> _EXERCISE INSTRUCTIONS_
Of the lines in this material, how many contain "กษาหายเพ"? Answer with a single number only.

> _INPUT_
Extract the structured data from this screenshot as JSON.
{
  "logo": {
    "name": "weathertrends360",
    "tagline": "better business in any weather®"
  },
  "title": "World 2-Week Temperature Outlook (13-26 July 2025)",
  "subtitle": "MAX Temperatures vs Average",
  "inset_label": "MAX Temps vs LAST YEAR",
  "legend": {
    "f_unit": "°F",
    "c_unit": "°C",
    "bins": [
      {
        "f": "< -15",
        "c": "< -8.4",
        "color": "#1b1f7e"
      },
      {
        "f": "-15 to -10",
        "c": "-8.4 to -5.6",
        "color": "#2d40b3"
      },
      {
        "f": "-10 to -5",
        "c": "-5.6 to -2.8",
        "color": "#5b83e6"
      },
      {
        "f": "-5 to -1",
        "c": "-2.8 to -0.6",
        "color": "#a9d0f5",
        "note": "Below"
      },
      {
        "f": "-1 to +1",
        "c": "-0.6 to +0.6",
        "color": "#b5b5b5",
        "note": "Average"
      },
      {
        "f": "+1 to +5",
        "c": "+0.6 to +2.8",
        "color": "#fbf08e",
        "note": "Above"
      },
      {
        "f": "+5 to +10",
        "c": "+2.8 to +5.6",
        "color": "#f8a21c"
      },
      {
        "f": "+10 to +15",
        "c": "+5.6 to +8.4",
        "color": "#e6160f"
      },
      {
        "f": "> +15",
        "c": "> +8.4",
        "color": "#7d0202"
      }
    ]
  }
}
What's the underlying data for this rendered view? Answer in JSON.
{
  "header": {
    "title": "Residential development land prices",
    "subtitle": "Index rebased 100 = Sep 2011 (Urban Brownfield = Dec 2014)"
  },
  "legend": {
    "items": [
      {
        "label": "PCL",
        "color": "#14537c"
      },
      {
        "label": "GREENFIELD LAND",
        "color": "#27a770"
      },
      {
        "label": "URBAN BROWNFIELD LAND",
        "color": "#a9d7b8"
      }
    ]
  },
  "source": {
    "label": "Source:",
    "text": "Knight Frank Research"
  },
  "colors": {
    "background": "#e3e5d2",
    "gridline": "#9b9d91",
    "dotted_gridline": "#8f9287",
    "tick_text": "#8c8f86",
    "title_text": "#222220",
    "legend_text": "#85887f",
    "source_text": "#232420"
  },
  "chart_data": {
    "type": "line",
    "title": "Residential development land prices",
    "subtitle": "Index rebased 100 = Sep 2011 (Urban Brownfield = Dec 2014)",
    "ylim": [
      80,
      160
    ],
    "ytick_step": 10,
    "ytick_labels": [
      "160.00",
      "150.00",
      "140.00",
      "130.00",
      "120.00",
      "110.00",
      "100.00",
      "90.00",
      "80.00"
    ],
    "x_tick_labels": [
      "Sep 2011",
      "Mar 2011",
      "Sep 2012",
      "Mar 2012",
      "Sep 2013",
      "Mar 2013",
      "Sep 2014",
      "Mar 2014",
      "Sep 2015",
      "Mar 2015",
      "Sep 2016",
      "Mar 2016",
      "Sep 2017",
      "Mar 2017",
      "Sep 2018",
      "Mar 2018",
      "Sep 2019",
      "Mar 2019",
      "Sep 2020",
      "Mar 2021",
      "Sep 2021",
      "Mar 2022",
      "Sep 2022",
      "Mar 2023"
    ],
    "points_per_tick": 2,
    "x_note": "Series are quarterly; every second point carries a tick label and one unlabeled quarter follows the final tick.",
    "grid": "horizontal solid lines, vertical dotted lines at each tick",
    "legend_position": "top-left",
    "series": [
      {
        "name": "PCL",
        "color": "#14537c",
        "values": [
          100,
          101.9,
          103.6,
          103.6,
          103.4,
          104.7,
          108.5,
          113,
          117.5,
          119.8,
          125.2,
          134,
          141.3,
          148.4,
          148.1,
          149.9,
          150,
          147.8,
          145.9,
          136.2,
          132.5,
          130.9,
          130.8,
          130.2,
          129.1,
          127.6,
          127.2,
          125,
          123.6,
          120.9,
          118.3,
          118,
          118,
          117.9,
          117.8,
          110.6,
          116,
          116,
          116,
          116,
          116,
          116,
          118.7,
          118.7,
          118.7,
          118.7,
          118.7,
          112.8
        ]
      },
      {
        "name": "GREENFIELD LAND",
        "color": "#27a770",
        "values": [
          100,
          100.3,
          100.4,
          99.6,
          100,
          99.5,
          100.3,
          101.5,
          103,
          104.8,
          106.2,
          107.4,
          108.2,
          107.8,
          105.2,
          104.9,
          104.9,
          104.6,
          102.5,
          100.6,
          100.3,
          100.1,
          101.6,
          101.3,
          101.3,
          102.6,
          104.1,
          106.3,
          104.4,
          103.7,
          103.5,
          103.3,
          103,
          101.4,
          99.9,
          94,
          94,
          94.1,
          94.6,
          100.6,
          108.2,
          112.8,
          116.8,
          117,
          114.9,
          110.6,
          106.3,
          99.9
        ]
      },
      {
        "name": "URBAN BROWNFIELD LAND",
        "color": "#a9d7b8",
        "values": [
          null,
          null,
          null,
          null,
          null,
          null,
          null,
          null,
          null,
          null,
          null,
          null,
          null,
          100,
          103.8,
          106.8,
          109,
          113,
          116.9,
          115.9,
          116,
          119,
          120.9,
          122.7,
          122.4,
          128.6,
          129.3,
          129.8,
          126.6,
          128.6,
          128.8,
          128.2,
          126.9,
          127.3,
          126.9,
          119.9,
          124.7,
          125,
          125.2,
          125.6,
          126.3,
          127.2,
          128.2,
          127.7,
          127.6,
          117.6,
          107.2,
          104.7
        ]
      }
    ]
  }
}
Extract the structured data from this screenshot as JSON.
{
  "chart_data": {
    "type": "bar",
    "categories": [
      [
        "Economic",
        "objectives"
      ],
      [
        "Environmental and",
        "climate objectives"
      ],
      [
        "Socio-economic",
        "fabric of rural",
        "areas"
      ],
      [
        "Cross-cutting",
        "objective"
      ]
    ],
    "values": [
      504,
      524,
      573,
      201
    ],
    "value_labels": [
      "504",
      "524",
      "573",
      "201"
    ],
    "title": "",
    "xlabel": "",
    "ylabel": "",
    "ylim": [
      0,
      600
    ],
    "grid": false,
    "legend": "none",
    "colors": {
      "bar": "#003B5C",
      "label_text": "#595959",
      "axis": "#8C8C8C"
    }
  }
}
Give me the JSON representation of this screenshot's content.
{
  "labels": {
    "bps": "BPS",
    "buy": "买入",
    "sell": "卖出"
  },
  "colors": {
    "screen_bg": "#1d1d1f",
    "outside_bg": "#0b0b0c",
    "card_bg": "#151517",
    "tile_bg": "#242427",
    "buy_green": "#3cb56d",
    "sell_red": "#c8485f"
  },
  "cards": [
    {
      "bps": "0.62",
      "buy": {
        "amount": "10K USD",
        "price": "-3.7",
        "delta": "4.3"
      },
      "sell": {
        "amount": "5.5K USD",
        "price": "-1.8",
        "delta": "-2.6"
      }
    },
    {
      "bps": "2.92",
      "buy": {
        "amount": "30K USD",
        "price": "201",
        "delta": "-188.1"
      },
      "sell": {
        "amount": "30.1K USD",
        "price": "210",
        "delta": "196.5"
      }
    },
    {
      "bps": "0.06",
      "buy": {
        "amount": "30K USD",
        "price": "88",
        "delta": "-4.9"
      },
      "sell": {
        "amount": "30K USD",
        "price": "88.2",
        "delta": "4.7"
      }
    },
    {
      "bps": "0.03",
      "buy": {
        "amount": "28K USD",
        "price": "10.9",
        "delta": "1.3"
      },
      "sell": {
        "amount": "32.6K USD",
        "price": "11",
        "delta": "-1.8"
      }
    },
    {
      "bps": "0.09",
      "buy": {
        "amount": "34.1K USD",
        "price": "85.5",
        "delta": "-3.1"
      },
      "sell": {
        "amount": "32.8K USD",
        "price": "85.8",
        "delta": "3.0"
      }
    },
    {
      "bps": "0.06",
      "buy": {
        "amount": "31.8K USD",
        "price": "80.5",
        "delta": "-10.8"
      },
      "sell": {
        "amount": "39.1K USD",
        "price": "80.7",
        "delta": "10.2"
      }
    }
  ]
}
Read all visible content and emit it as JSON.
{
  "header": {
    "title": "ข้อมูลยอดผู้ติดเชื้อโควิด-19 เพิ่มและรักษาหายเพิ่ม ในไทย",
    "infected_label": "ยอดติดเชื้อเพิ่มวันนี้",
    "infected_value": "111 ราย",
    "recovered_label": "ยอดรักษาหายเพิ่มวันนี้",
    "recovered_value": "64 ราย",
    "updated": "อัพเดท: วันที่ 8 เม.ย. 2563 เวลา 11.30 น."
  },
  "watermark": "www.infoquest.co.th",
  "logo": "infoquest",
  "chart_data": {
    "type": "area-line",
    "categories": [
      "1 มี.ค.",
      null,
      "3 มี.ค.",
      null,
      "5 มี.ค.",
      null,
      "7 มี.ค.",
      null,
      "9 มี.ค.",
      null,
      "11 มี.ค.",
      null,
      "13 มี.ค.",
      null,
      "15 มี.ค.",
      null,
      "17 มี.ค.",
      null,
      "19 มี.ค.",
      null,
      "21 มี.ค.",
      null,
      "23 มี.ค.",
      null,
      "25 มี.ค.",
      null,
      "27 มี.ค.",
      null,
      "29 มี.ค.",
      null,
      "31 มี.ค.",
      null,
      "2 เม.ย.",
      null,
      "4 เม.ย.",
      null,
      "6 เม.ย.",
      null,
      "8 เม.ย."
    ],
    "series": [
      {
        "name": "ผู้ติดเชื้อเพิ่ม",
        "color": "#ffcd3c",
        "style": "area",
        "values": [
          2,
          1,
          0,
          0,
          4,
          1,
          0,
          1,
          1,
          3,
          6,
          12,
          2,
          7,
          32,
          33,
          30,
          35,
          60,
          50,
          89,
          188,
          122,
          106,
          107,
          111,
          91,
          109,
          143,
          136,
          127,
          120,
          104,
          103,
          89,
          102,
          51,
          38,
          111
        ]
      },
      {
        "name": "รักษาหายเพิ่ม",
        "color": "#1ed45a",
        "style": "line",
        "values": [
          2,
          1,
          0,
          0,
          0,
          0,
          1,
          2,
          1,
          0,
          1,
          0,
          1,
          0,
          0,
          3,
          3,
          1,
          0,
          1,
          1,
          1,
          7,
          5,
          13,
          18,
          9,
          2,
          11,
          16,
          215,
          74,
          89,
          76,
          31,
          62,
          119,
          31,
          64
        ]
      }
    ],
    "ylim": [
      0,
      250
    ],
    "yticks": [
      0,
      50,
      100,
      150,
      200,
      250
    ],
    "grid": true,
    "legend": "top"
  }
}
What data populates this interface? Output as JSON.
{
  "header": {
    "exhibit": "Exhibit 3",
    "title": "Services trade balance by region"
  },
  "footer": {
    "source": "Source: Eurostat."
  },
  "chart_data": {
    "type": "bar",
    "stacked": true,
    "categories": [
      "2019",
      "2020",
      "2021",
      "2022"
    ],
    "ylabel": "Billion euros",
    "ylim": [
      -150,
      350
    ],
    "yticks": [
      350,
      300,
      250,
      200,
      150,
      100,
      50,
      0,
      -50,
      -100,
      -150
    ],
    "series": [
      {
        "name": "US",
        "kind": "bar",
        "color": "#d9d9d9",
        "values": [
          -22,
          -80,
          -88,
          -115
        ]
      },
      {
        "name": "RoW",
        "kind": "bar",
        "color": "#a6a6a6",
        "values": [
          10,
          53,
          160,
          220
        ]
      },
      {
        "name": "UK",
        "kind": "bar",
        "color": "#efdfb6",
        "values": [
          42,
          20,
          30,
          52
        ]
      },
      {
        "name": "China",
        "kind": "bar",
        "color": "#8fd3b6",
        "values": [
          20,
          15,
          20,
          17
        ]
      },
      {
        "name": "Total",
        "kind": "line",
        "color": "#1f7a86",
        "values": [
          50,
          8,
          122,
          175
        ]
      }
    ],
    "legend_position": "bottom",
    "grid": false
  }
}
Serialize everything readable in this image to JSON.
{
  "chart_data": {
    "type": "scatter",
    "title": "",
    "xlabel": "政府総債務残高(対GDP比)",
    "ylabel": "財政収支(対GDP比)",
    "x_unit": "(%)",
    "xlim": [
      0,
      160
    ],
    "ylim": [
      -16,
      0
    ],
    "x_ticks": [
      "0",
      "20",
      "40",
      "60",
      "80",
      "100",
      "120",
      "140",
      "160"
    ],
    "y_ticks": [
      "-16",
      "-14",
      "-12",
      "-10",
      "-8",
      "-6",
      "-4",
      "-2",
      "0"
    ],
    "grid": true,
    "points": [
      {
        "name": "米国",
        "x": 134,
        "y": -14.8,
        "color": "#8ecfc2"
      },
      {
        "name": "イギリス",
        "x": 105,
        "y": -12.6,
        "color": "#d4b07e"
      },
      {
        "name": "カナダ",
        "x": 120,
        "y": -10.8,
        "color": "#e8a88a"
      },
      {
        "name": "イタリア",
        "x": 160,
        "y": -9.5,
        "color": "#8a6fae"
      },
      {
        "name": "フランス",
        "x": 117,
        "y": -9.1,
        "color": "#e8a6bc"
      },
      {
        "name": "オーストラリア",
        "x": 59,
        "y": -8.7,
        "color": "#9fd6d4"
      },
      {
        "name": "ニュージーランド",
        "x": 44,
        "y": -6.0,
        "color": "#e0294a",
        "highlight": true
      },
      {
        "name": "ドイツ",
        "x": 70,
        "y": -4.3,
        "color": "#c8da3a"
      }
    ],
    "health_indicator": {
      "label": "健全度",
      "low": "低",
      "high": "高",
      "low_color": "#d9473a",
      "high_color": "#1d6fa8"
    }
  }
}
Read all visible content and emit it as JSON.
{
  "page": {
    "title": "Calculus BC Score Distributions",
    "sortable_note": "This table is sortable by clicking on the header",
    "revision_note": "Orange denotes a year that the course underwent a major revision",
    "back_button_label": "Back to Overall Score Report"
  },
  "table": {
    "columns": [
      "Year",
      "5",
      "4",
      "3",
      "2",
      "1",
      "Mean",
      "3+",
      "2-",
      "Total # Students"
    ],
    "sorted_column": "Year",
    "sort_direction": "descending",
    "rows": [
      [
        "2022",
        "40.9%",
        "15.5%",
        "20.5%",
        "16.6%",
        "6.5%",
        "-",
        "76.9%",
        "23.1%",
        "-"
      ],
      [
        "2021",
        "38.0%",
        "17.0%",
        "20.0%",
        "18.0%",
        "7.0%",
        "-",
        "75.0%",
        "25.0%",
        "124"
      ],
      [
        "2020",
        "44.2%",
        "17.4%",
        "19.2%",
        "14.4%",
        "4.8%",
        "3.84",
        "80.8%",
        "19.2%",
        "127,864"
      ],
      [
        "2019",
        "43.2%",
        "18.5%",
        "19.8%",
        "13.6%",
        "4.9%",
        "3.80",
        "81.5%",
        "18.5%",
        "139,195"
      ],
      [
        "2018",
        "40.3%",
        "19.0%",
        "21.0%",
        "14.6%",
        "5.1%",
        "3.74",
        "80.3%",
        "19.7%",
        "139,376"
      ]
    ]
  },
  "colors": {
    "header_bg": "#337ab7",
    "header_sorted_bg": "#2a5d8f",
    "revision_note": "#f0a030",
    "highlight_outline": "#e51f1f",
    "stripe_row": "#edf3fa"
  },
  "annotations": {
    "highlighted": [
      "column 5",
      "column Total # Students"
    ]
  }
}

> _FINISHED ANSWER_
3